(Data entries for graphics)

————————

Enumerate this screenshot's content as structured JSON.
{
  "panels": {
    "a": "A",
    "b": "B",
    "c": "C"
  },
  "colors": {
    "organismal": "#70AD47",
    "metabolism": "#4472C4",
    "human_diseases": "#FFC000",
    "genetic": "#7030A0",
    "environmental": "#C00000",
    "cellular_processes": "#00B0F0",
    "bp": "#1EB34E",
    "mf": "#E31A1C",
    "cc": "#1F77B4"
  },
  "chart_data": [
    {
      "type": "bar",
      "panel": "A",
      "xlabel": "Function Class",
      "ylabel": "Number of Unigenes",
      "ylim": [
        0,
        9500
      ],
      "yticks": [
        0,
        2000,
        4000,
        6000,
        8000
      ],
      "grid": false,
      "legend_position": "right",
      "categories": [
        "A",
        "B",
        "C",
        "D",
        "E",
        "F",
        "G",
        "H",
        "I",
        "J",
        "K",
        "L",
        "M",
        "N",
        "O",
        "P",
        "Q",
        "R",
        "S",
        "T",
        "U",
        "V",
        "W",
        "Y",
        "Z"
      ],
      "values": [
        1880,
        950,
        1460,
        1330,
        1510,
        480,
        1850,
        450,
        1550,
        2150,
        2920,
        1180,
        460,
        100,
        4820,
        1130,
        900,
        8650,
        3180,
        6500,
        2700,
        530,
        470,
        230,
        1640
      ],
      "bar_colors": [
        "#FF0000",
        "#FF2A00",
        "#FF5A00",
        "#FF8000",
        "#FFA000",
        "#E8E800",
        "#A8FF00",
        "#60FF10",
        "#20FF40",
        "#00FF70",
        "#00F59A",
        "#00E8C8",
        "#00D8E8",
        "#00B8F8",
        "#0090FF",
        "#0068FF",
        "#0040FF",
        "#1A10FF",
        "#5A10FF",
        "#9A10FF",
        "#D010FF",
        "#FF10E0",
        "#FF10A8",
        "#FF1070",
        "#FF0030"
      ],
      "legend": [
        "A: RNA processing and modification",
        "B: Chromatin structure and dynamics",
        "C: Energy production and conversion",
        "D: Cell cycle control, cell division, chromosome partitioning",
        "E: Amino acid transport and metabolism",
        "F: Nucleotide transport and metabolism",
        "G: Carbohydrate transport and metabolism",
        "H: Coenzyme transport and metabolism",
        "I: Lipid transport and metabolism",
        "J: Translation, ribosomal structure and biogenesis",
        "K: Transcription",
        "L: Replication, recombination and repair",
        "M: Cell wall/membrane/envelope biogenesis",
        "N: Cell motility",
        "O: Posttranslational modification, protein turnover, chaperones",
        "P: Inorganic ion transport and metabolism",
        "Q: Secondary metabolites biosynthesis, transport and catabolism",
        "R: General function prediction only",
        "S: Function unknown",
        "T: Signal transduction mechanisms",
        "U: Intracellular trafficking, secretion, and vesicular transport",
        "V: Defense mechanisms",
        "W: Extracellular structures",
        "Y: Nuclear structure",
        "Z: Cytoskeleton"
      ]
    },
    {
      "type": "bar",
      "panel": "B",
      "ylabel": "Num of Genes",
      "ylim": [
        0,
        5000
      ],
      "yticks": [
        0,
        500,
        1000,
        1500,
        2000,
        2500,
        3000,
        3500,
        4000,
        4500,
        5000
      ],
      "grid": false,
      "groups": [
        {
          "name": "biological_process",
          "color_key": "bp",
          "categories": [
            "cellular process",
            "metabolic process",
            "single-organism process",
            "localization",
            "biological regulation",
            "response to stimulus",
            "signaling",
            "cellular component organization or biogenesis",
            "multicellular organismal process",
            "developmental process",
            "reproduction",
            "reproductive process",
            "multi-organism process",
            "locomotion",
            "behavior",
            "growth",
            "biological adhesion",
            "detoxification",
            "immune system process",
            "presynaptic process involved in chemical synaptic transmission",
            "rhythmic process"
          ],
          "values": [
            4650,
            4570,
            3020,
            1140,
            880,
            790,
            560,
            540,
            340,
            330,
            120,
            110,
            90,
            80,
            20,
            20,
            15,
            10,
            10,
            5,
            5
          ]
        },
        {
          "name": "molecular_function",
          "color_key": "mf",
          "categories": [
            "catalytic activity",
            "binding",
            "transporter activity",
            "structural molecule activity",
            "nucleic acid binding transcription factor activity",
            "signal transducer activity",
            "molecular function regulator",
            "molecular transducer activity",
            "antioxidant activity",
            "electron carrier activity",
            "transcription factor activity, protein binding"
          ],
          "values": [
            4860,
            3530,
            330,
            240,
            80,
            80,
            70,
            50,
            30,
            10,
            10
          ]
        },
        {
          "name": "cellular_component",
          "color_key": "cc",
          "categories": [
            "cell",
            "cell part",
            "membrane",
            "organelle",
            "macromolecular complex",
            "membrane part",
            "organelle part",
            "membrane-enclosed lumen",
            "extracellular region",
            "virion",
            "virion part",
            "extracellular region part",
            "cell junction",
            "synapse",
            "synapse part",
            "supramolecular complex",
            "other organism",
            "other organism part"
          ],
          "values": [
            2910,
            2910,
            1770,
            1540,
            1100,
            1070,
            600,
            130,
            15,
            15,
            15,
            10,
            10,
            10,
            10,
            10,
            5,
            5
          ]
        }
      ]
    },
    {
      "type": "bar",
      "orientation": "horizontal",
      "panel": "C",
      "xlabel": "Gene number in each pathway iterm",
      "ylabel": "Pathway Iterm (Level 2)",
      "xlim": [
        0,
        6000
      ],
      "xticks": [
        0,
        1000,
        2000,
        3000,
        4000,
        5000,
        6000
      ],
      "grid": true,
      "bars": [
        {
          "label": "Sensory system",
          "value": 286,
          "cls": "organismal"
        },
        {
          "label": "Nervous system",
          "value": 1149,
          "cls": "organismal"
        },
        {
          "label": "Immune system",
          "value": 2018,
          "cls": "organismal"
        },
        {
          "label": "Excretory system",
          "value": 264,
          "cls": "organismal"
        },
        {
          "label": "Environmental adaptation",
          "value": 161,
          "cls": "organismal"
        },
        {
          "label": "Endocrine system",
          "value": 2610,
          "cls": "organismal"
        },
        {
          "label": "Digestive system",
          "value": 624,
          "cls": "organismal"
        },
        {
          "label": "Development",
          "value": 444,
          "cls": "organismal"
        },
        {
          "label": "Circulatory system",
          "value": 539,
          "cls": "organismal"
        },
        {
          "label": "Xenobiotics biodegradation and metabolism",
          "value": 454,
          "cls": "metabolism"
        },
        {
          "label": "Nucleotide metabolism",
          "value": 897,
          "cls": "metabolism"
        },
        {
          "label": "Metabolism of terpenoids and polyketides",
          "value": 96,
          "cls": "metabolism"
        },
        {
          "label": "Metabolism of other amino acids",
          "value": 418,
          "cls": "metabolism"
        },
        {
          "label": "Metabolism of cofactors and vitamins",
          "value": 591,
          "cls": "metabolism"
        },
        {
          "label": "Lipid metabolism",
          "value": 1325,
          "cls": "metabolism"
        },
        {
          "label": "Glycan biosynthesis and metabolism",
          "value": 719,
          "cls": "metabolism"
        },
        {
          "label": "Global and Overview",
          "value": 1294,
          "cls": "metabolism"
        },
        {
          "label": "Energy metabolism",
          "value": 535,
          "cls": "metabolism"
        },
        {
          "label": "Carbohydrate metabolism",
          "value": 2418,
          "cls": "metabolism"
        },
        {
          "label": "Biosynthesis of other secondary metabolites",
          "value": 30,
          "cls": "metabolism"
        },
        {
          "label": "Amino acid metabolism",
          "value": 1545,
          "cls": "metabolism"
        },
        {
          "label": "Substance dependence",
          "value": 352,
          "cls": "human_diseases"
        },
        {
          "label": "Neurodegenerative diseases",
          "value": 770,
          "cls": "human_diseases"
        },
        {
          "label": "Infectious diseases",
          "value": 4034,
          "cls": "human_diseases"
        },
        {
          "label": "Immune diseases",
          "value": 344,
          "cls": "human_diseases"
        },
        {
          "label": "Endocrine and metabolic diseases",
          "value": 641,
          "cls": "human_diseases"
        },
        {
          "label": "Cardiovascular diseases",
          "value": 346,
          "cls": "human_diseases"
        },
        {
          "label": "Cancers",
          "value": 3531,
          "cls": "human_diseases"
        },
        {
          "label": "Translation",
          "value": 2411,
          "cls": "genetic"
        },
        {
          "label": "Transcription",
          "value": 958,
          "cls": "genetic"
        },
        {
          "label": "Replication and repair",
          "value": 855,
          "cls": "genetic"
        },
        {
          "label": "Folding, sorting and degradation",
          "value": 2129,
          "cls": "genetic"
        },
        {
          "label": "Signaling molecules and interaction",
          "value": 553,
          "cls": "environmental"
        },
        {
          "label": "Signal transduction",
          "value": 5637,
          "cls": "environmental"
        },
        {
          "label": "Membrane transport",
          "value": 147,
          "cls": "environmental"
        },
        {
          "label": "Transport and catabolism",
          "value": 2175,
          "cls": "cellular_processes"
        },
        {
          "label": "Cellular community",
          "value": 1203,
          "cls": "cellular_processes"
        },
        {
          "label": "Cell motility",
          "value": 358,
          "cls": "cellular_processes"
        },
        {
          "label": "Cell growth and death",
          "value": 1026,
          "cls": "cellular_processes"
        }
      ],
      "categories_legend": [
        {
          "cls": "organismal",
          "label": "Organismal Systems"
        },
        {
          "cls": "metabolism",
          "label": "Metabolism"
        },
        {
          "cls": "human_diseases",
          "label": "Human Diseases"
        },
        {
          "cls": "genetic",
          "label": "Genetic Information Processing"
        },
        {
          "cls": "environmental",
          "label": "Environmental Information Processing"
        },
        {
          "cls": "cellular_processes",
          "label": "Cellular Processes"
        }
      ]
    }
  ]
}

————————

> [What the task asks]: Copy from the entries only those lines that hold the word "transduction".

> [Exercise result]:
        "T: Signal transduction mechanisms",
          "label": "Signal transduction",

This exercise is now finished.